### EXERCISE
Keep only the lines where "objętość" appears.

### SUPPLIED DATA
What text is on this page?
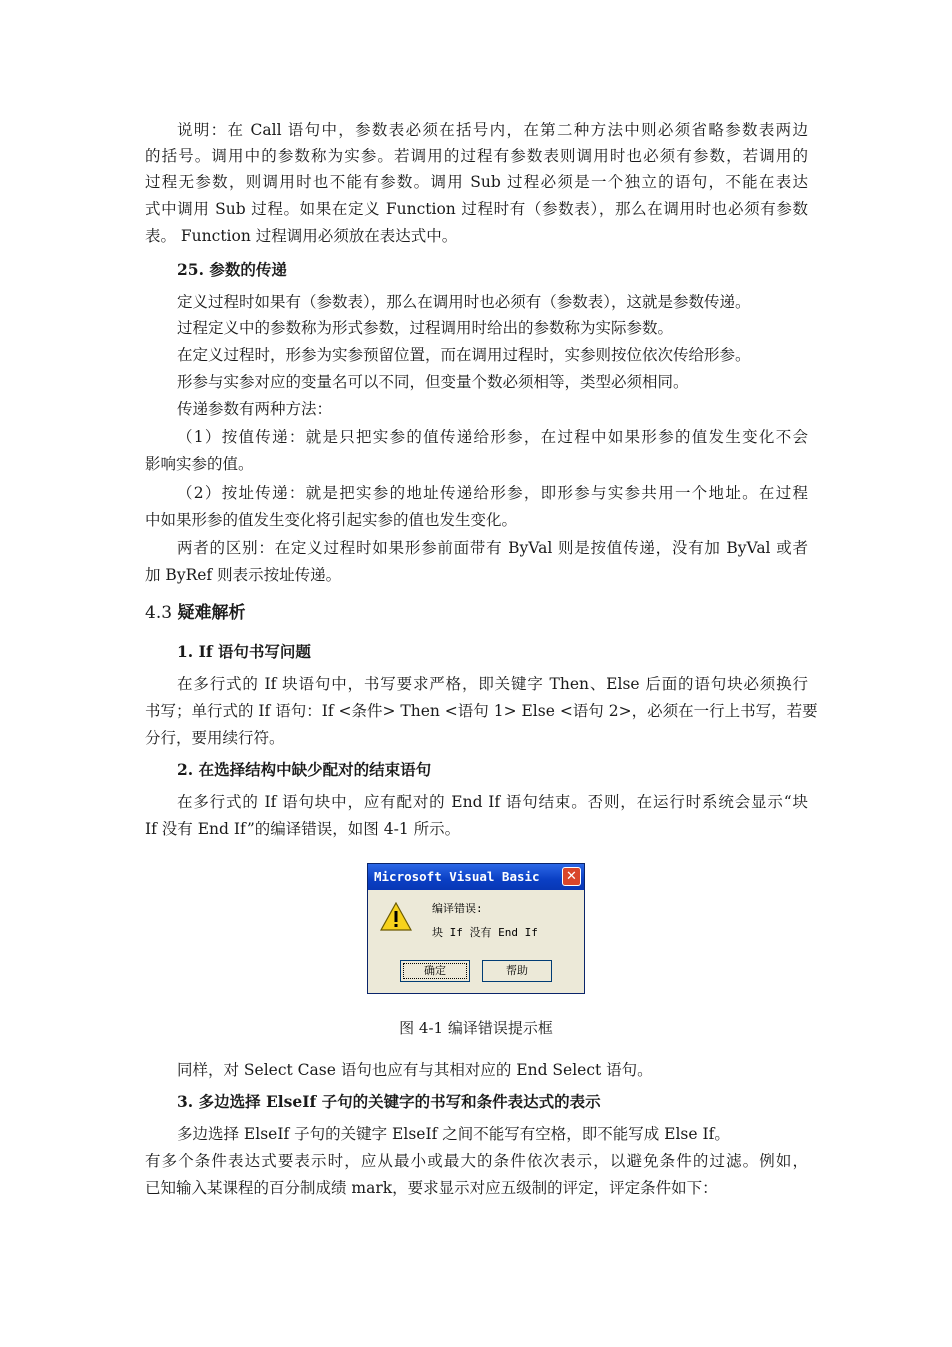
说明：在 Call 语句中，参数表必须在括号内，在第二种方法中则必须省略参数表两边
的括号。调用中的参数称为实参。若调用的过程有参数表则调用时也必须有参数，若调用的
过程无参数，则调用时也不能有参数。调用 Sub 过程必须是一个独立的语句，不能在表达
式中调用 Sub 过程。如果在定义 Function 过程时有（参数表），那么在调用时也必须有参数
表。 Function 过程调用必须放在表达式中。
25. 参数的传递
定义过程时如果有（参数表），那么在调用时也必须有（参数表），这就是参数传递。
过程定义中的参数称为形式参数，过程调用时给出的参数称为实际参数。
在定义过程时，形参为实参预留位置，而在调用过程时，实参则按位依次传给形参。
形参与实参对应的变量名可以不同，但变量个数必须相等，类型必须相同。
传递参数有两种方法：
（1）按值传递：就是只把实参的值传递给形参，在过程中如果形参的值发生变化不会
影响实参的值。
（2）按址传递：就是把实参的地址传递给形参，即形参与实参共用一个地址。在过程
中如果形参的值发生变化将引起实参的值也发生变化。
两者的区别：在定义过程时如果形参前面带有 ByVal 则是按值传递，没有加 ByVal 或者
加 ByRef 则表示按址传递。
4.3 疑难解析
1. If 语句书写问题
在多行式的 If 块语句中，书写要求严格，即关键字 Then、Else 后面的语句块必须换行
书写；单行式的 If 语句：If <条件> Then <语句 1> Else <语句 2>，必须在一行上书写，若要
分行，要用续行符。
2. 在选择结构中缺少配对的结束语句
在多行式的 If 语句块中，应有配对的 End If 语句结束。否则，在运行时系统会显示“块
If 没有 End If”的编译错误，如图 4-1 所示。
Microsoft Visual Basic	✕
编译错误:
块 If 没有 End If
确定	帮助
图 4-1 编译错误提示框
同样，对 Select Case 语句也应有与其相对应的 End Select 语句。
3. 多边选择 ElseIf 子句的关键字的书写和条件表达式的表示
多边选择 ElseIf 子句的关键字 ElseIf 之间不能写有空格，即不能写成 Else If。
有多个条件表达式要表示时，应从最小或最大的条件依次表示，以避免条件的过滤。例如，
已知输入某课程的百分制成绩 mark，要求显示对应五级制的评定，评定条件如下：
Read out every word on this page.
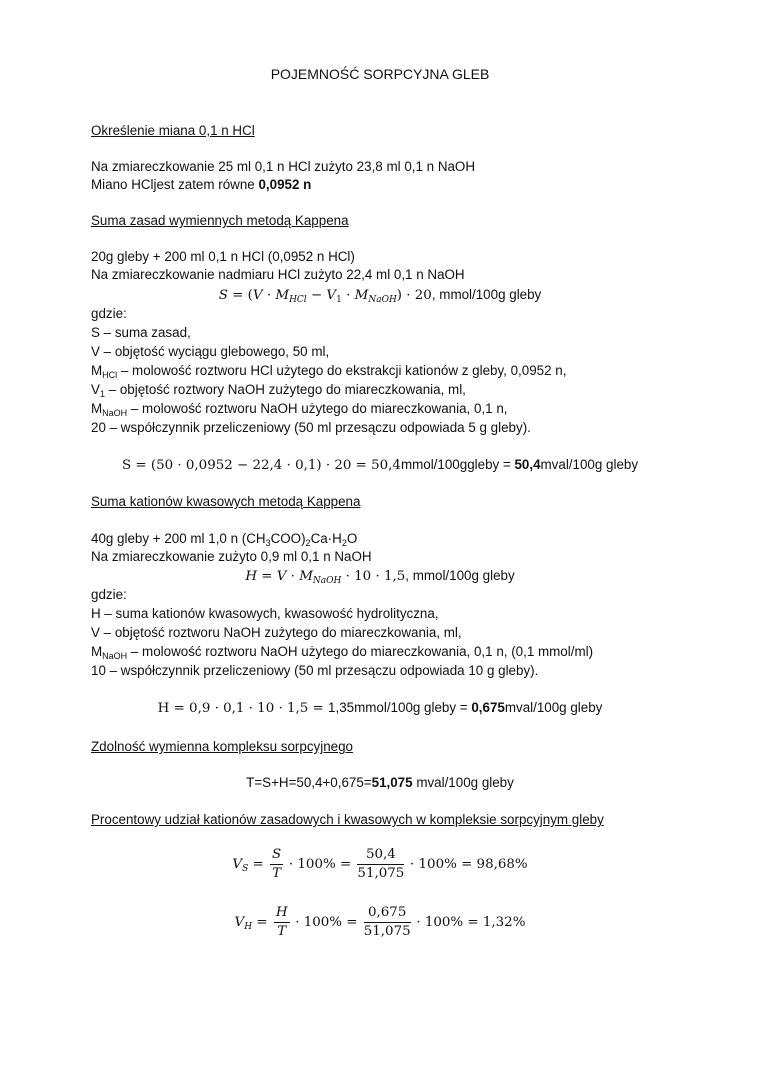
POJEMNOŚĆ SORPCYJNA GLEB
Określenie miana 0,1 n HCl
Na zmiareczkowanie 25 ml 0,1 n HCl zużyto 23,8 ml 0,1 n NaOH
Miano HCljest zatem równe 0,0952 n
Suma zasad wymiennych metodą Kappena
20g gleby + 200 ml 0,1 n HCl (0,0952 n HCl)
Na zmiareczkowanie nadmiaru HCl zużyto 22,4 ml 0,1 n NaOH
$S = (V \cdot M_{HCl} - V_1 \cdot M_{NaOH}) \cdot 20$, mmol/100g gleby
gdzie:
S – suma zasad,
V – objętość wyciągu glebowego, 50 ml,
$M_{HCl}$ – molowość roztworu HCl użytego do ekstrakcji kationów z gleby, 0,0952 n,
$V_1$ – objętość roztwory NaOH zużytego do miareczkowania, ml,
$M_{NaOH}$ – molowość roztworu NaOH użytego do miareczkowania, 0,1 n,
20 – współczynnik przeliczeniowy (50 ml przesączu odpowiada 5 g gleby).
S = (50 · 0,0952 − 22,4 · 0,1) · 20 = 50,4mmol/100ggleby = 50,4mval/100g gleby
Suma kationów kwasowych metodą Kappena
40g gleby + 200 ml 1,0 n $(CH_3COO)_2Ca\cdot H_2O$
Na zmiareczkowanie zużyto 0,9 ml 0,1 n NaOH
$H = V \cdot M_{NaOH} \cdot 10 \cdot 1,5$, mmol/100g gleby
gdzie:
H – suma kationów kwasowych, kwasowość hydrolityczna,
V – objętość roztworu NaOH zużytego do miareczkowania, ml,
$M_{NaOH}$ – molowość roztworu NaOH użytego do miareczkowania, 0,1 n, (0,1 mmol/ml)
10 – współczynnik przeliczeniowy (50 ml przesączu odpowiada 10 g gleby).
H = 0,9 · 0,1 · 10 · 1,5 = 1,35mmol/100g gleby = 0,675mval/100g gleby
Zdolność wymienna kompleksu sorpcyjnego
T=S+H=50,4+0,675=51,075 mval/100g gleby
Procentowy udział kationów zasadowych i kwasowych w kompleksie sorpcyjnym gleby
$V_S = \frac{S}{T} \cdot 100\% = \frac{50,4}{51,075} \cdot 100\% = 98,68\%$
$V_H = \frac{H}{T} \cdot 100\% = \frac{0,675}{51,075} \cdot 100\% = 1,32\%$
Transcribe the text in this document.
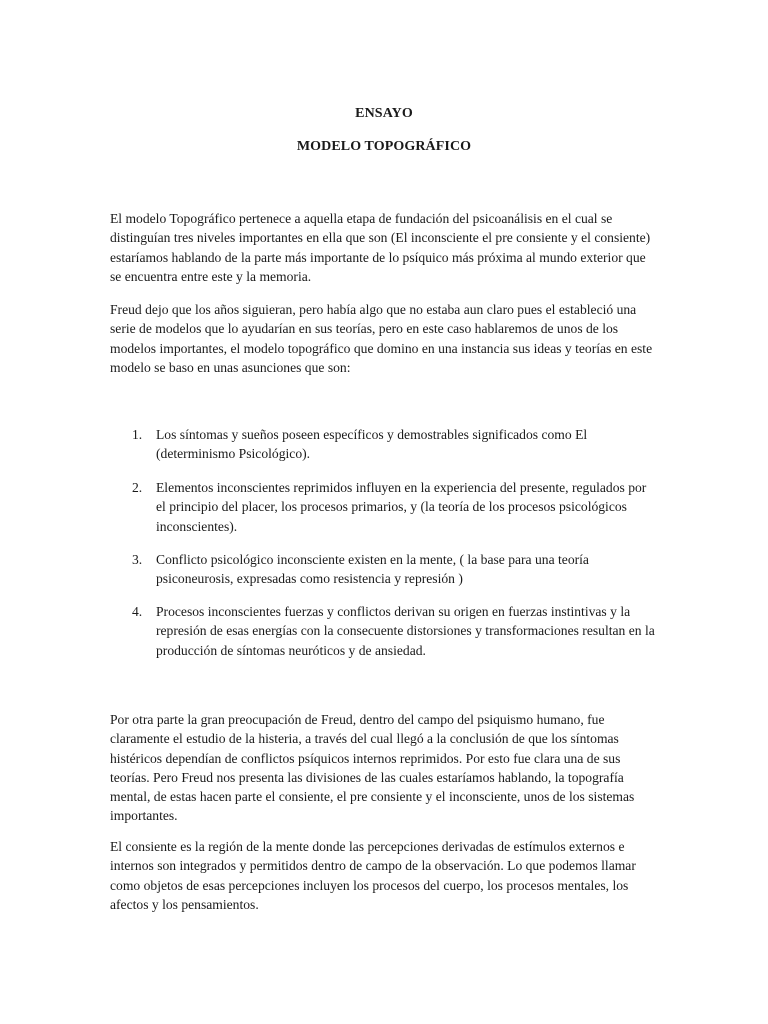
ENSAYO
MODELO TOPOGRÁFICO

El modelo Topográfico pertenece a aquella etapa de fundación del psicoanálisis en el cual se distinguían tres niveles importantes en ella que son (El inconsciente el pre consiente y el consiente) estaríamos hablando de la parte más importante de lo psíquico más próxima al mundo exterior que se encuentra entre este y la memoria.

Freud dejo que los años siguieran, pero había algo que no estaba aun claro pues el estableció una serie de modelos que lo ayudarían en sus teorías, pero en este caso hablaremos de unos de los modelos importantes, el modelo topográfico que domino en una instancia sus ideas y teorías en este modelo se baso en unas asunciones que son:

1.	Los síntomas y sueños poseen específicos y demostrables significados como El (determinismo Psicológico).
2.	Elementos inconscientes reprimidos influyen en la experiencia del presente, regulados por el principio del placer, los procesos primarios, y (la teoría de los procesos psicológicos inconscientes).
3.	Conflicto psicológico inconsciente existen en la mente, ( la base para una teoría psiconeurosis, expresadas como resistencia y represión )
4.	Procesos inconscientes fuerzas y conflictos derivan su origen en fuerzas instintivas y la represión de esas energías con la consecuente distorsiones y transformaciones resultan en la producción de síntomas neuróticos y de ansiedad.

Por otra parte la gran preocupación de Freud, dentro del campo del psiquismo humano, fue claramente el estudio de la histeria, a través del cual llegó a la conclusión de que los síntomas histéricos dependían de conflictos psíquicos internos reprimidos. Por esto fue clara una de sus teorías. Pero Freud nos presenta las divisiones de las cuales estaríamos hablando, la topografía mental, de estas hacen parte el consiente, el pre consiente y el inconsciente, unos de los sistemas importantes.

El consiente es la región de la mente donde las percepciones derivadas de estímulos externos e internos son integrados y permitidos dentro de campo de la observación. Lo que podemos llamar como objetos de esas percepciones incluyen los procesos del cuerpo, los procesos mentales, los afectos y los pensamientos.
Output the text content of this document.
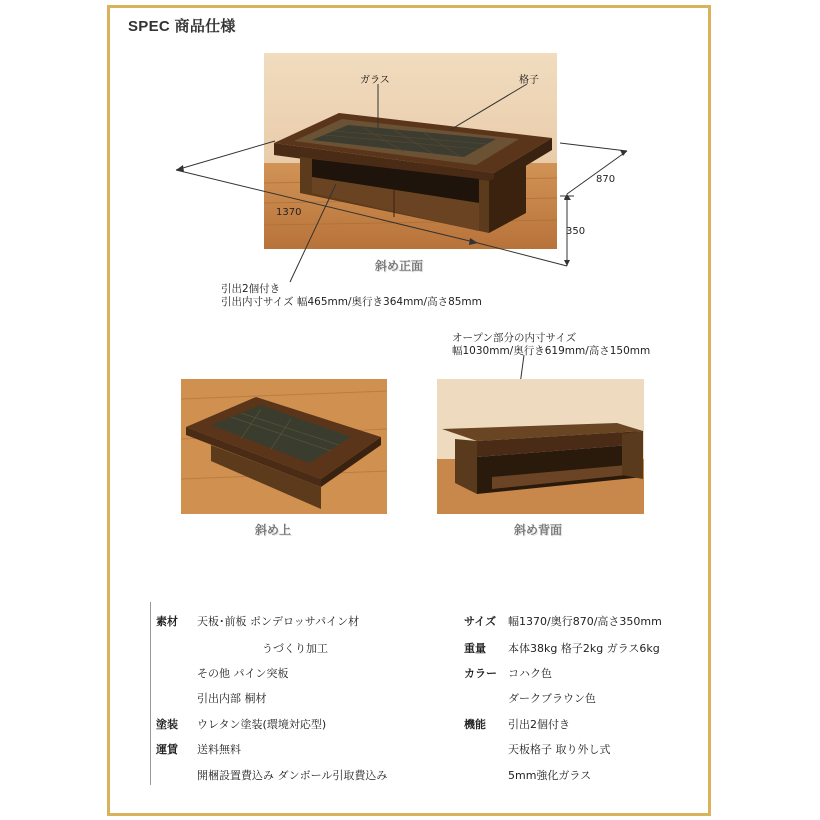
SPEC 商品仕様
斜め正面
ガラス	格子
1370
870
350
引出2個付き
引出内寸サイズ 幅465mm/奥行き364mm/高さ85mm
斜め上	斜め背面
オープン部分の内寸サイズ
幅1030mm/奥行き619mm/高さ150mm
素材 天板･前板 ポンデロッサパイン材
うづくり加工
その他 パイン突板
引出内部 桐材
塗装 ウレタン塗装(環境対応型)
運賃 送料無料
開梱設置費込み ダンボール引取費込み
サイズ 幅1370/奥行870/高さ350mm
重量 本体38kg 格子2kg ガラス6kg
カラー コハク色
ダークブラウン色
機能 引出2個付き
天板格子 取り外し式
5mm強化ガラス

### RESPONSE TO THIS EXERCISE
V – objętość wyciągu glebowego, 50 ml,
$V_1$ – objętość roztwory NaOH zużytego do miareczkowania, ml,
V – objętość roztworu NaOH zużytego do miareczkowania, ml,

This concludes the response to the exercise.